* Exercise prompt
Read the listing and extract each line that includes the word "Materials".

* Extracted data
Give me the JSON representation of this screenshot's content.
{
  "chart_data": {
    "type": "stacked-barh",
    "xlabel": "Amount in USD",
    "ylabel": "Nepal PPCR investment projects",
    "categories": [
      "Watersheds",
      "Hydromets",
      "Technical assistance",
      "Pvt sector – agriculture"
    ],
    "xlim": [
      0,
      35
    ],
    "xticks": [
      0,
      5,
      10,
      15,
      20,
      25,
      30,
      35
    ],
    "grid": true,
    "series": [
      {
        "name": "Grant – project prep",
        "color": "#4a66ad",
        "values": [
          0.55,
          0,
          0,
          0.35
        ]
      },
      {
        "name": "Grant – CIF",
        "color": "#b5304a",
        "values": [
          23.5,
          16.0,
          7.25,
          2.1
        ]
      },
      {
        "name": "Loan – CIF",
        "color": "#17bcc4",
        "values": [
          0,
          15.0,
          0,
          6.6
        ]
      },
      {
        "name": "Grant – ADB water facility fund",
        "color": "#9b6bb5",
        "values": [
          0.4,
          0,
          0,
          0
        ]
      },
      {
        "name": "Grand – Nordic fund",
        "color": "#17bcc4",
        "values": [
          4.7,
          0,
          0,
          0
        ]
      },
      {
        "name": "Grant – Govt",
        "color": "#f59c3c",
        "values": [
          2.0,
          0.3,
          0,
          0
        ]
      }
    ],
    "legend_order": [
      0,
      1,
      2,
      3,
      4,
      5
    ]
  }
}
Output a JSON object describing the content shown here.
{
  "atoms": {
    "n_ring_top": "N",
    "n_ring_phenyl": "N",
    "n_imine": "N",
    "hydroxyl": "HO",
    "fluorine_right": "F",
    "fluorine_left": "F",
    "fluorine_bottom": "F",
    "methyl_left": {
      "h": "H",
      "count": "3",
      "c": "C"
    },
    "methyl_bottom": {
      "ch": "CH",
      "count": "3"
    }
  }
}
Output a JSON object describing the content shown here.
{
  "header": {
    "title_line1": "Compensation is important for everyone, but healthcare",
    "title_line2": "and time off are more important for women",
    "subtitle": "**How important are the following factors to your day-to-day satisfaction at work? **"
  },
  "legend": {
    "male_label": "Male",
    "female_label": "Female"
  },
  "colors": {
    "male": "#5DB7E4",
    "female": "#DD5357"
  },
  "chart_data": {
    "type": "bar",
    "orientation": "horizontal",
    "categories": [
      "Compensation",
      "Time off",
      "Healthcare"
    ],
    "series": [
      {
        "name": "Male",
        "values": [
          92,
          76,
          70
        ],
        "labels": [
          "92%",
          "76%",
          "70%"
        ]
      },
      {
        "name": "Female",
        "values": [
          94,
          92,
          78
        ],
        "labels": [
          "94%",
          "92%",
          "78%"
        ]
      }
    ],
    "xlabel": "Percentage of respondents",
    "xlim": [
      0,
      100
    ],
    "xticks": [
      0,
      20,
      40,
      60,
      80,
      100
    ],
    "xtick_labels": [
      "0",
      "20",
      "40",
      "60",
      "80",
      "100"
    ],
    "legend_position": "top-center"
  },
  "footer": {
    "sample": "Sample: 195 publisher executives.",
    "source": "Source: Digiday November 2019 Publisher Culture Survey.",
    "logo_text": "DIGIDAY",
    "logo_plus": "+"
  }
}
* * *
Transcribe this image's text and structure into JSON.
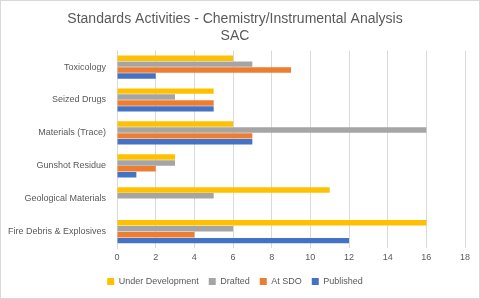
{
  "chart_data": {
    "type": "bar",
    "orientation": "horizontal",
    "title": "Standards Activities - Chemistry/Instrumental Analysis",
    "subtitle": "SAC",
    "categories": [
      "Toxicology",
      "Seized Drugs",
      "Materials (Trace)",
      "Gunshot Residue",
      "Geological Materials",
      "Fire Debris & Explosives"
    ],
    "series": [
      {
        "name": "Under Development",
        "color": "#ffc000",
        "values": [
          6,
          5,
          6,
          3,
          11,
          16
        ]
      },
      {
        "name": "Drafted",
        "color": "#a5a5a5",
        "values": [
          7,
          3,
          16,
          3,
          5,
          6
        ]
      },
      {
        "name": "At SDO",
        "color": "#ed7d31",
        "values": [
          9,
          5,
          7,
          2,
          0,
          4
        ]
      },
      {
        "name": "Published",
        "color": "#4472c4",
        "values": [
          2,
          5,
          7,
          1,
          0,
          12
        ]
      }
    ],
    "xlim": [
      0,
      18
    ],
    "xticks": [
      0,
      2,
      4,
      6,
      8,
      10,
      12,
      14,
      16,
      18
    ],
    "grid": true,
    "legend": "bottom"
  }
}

* Solution to this problem
      "Materials (Trace)",
      "Geological Materials",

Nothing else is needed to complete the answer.